[start]

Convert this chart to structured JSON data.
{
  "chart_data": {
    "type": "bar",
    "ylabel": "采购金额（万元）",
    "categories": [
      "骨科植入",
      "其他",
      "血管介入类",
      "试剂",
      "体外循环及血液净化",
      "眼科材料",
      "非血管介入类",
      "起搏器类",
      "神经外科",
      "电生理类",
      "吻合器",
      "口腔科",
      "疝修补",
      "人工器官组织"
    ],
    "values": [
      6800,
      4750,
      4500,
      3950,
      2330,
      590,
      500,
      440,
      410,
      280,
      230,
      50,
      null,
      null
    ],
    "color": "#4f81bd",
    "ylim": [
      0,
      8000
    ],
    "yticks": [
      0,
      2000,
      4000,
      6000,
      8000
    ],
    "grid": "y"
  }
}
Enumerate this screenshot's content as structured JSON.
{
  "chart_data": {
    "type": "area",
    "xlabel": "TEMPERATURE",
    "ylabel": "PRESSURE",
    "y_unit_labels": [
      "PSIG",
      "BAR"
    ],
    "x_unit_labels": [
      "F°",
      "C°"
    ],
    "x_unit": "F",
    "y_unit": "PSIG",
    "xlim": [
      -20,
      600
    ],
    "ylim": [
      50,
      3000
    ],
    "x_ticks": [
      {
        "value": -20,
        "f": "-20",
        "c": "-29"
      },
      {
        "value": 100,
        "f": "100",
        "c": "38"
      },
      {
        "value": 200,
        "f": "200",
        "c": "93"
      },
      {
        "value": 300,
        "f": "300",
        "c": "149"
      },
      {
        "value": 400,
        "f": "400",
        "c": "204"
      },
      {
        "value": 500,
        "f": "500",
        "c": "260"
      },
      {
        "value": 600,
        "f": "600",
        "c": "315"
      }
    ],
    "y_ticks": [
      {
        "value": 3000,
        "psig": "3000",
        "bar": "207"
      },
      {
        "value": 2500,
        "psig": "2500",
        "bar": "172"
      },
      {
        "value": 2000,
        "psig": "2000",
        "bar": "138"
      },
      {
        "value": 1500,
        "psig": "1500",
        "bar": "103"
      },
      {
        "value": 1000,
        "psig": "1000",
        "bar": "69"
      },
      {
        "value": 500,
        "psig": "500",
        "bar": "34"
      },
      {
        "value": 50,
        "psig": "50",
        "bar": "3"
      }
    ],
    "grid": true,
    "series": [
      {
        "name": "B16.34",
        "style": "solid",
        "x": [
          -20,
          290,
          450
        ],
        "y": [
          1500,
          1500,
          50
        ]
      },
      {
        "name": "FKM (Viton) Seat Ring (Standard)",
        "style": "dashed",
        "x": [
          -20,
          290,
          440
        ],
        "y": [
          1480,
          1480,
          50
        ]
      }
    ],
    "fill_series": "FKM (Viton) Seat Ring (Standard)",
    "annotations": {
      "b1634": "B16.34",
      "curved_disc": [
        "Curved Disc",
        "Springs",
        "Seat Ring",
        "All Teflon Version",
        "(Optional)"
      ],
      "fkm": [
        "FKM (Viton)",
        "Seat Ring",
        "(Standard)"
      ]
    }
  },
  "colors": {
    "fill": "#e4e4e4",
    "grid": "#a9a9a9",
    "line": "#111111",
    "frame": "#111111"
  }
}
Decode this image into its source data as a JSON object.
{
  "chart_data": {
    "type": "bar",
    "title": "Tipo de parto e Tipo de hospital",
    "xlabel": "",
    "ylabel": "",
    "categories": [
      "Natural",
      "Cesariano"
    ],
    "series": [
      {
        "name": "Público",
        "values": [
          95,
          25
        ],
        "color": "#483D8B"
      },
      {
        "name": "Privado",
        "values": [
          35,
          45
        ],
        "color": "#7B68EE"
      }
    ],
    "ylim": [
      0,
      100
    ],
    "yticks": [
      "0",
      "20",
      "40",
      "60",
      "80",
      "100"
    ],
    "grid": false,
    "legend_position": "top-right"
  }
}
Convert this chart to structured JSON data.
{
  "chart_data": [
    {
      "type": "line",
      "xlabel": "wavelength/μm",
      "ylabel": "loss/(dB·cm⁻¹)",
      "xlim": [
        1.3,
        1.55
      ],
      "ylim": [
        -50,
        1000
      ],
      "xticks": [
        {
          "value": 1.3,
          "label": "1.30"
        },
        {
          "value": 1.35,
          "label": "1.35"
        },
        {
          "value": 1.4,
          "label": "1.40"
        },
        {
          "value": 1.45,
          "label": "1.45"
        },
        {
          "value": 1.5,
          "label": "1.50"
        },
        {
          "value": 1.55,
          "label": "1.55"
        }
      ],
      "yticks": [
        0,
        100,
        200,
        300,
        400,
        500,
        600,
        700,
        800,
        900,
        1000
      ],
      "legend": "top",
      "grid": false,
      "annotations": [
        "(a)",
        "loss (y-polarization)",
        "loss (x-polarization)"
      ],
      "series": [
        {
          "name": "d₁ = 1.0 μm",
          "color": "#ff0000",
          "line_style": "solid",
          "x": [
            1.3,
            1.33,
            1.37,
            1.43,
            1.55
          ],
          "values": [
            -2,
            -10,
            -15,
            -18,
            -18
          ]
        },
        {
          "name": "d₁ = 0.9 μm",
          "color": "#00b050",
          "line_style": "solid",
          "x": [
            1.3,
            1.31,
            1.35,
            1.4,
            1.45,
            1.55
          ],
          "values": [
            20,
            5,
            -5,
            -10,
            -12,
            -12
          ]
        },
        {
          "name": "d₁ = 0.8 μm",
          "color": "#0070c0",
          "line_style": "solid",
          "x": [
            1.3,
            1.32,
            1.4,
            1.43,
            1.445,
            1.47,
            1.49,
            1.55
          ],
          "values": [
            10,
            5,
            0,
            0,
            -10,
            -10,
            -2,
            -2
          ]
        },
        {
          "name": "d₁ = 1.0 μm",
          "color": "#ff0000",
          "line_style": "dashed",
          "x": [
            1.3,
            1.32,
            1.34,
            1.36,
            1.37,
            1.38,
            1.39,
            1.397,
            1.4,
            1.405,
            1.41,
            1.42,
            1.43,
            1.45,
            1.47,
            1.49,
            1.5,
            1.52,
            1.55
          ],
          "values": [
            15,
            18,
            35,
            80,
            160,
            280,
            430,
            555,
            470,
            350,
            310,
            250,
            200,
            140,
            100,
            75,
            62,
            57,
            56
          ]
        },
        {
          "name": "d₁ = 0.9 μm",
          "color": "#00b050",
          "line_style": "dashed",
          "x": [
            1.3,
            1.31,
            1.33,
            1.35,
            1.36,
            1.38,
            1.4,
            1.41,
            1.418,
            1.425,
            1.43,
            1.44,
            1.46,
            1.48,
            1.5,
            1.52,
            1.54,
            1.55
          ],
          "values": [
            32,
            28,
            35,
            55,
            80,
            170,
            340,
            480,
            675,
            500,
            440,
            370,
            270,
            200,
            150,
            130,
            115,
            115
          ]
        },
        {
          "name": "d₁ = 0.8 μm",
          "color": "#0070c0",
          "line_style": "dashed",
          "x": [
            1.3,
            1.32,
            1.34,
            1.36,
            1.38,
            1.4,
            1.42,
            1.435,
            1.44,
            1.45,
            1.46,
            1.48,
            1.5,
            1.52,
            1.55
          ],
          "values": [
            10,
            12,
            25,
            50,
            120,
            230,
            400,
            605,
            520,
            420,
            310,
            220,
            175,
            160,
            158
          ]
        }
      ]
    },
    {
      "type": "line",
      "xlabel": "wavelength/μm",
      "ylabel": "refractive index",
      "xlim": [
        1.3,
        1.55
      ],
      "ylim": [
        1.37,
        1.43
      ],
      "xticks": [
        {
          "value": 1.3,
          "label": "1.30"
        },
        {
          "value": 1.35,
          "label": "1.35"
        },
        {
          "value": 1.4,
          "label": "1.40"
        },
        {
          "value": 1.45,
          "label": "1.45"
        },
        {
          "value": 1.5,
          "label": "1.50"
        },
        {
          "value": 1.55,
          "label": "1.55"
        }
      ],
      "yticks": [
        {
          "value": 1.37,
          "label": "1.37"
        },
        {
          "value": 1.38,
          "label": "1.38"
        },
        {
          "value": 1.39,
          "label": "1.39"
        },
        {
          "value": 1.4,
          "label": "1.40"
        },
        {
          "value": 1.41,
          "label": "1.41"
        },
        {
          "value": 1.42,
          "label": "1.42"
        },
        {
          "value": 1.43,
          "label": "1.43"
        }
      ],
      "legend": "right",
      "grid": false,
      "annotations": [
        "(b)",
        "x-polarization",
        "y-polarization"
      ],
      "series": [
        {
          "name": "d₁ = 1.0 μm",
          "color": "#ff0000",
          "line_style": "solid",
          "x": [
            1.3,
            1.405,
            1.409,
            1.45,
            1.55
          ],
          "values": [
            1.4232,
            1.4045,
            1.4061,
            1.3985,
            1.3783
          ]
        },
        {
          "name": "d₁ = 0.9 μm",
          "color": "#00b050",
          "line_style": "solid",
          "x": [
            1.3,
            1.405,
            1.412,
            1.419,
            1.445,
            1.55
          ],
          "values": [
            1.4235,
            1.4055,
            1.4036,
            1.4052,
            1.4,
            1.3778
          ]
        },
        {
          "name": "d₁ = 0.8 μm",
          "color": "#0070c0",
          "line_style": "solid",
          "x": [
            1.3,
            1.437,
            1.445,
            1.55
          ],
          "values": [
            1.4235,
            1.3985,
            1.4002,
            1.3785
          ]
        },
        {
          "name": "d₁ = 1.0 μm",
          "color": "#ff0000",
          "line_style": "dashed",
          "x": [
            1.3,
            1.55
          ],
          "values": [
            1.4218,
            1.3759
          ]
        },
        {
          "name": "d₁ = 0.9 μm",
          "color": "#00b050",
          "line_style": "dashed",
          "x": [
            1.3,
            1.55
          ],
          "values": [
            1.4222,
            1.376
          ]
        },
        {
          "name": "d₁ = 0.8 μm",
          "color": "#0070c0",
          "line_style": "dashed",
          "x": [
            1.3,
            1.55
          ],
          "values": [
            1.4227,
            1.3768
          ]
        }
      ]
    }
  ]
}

[end]

▶ Task details:
Copy out every line where the word "Standard" occurs.

▶ Expected answer:
        "name": "FKM (Viton) Seat Ring (Standard)",
    "fill_series": "FKM (Viton) Seat Ring (Standard)",
        "(Standard)"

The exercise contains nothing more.